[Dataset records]
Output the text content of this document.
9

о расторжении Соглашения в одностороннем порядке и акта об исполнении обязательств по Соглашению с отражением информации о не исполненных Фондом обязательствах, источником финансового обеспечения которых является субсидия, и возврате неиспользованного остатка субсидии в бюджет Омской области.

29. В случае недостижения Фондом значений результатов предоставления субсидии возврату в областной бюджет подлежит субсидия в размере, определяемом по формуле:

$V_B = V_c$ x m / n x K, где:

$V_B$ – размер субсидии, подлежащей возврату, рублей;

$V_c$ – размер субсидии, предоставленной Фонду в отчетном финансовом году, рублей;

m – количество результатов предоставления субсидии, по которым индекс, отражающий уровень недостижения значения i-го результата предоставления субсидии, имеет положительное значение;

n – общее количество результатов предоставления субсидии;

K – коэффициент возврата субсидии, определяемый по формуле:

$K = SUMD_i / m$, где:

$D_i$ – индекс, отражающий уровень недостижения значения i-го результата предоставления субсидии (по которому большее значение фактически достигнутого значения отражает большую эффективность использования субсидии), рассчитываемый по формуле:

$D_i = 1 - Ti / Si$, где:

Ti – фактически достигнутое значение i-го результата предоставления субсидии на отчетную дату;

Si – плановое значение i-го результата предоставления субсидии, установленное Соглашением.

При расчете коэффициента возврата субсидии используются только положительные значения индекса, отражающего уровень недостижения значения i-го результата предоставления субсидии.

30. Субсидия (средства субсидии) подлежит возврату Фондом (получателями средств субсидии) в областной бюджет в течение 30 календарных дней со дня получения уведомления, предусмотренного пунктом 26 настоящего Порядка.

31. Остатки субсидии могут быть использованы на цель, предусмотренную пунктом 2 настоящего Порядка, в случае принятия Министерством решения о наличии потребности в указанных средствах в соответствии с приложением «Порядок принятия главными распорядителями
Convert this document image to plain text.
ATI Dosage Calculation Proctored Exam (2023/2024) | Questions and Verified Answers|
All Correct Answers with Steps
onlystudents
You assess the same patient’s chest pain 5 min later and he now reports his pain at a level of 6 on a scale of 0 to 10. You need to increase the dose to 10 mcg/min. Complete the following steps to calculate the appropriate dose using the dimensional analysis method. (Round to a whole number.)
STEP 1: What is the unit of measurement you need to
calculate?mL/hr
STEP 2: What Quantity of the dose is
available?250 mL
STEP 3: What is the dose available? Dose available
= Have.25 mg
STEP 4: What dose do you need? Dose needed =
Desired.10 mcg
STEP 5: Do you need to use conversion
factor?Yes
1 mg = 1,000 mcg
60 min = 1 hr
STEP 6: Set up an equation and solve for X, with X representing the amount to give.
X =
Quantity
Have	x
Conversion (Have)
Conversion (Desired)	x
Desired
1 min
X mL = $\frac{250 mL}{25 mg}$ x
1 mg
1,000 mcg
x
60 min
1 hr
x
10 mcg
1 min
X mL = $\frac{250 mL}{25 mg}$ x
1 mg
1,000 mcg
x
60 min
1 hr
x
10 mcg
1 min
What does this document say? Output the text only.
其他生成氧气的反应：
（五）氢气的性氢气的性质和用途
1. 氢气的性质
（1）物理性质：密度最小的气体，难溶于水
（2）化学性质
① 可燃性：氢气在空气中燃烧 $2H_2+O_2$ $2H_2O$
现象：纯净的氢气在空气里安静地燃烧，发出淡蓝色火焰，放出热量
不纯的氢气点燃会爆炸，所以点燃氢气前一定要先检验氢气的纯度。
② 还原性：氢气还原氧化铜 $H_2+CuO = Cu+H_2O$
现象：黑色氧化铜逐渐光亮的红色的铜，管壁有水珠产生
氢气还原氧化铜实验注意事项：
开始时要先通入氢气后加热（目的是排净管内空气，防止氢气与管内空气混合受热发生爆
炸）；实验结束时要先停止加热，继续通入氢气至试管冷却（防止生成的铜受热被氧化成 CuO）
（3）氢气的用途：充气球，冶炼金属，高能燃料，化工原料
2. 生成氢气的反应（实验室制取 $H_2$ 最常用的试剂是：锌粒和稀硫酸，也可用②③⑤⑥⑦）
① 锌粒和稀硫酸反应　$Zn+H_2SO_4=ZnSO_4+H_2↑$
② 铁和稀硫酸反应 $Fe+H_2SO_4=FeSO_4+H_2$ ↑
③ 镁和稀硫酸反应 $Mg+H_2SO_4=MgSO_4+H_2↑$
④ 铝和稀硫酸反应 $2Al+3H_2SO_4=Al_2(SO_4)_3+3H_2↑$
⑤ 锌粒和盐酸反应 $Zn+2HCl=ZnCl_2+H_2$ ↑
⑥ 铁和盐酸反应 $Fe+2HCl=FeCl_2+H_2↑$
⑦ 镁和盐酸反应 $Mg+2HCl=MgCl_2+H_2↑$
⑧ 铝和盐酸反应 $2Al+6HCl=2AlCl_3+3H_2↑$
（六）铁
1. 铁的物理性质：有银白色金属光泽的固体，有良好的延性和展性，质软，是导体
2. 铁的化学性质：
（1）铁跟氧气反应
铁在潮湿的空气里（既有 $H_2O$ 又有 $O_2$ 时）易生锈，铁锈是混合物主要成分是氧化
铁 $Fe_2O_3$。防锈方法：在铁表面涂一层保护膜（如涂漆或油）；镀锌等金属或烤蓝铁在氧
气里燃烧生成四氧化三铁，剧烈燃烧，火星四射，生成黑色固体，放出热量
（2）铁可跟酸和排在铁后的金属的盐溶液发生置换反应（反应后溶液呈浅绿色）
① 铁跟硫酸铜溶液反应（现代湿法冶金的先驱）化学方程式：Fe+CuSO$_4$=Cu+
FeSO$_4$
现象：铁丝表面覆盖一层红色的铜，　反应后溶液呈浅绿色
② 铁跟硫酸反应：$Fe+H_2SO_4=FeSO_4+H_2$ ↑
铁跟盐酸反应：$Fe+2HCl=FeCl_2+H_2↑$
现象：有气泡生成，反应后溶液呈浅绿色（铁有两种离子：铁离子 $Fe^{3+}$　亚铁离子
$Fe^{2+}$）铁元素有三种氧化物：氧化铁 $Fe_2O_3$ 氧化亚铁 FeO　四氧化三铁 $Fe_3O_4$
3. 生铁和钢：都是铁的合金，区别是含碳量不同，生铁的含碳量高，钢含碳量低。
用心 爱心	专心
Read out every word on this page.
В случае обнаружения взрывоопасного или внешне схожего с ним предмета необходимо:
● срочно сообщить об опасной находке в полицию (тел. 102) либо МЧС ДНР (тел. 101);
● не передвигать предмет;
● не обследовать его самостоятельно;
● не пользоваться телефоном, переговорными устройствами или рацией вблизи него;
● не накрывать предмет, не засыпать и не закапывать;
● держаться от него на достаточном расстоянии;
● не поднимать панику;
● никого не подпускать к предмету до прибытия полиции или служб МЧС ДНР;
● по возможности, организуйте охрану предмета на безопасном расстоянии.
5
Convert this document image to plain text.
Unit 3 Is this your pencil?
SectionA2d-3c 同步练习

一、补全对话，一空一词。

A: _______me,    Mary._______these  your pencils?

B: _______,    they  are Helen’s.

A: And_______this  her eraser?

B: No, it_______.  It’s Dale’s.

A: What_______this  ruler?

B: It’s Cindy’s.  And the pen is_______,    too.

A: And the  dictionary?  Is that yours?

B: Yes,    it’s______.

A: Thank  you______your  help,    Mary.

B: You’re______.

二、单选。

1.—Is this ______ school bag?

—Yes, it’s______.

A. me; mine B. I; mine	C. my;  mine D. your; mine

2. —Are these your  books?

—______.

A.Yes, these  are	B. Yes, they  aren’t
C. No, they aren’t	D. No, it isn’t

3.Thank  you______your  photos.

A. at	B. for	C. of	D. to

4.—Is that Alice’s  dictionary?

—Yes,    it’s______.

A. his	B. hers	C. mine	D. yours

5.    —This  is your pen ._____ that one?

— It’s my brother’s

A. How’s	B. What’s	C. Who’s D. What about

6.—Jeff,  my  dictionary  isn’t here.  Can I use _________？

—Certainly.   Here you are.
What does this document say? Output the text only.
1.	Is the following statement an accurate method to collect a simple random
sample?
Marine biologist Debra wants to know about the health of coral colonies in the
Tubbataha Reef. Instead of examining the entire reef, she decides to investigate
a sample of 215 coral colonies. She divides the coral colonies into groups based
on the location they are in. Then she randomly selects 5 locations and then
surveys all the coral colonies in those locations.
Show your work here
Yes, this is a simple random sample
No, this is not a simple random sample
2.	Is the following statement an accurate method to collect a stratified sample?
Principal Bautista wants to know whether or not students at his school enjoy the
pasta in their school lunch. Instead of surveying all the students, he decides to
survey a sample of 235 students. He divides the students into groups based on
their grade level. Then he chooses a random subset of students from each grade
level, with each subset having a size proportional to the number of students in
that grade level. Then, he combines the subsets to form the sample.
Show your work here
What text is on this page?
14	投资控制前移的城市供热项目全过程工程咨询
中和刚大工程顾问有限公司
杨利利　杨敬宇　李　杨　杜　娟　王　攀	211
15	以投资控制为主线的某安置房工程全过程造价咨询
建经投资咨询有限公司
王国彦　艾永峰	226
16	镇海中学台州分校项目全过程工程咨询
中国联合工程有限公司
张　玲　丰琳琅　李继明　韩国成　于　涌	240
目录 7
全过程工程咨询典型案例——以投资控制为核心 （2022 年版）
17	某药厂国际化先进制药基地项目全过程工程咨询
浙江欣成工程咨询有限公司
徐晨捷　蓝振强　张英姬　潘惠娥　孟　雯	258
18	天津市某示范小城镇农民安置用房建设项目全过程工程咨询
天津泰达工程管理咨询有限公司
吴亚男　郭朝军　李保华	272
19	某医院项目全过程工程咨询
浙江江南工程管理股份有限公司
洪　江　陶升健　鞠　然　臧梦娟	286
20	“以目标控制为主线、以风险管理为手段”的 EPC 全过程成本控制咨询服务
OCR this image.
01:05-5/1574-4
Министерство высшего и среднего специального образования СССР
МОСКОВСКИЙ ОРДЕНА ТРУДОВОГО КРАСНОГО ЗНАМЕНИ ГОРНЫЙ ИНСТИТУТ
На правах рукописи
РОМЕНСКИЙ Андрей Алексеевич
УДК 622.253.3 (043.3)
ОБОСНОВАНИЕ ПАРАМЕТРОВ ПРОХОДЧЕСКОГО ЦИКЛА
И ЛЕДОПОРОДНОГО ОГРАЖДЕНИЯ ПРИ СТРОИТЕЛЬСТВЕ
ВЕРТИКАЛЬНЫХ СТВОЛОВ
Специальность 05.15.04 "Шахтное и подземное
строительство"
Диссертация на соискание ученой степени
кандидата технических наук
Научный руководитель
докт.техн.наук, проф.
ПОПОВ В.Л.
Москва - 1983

• [What to work on]:
Find and copy every line in the entries above where the string "statement" occurs.

• [The result]:
1.	Is the following statement an accurate method to collect a simple random
2.	Is the following statement an accurate method to collect a stratified sample?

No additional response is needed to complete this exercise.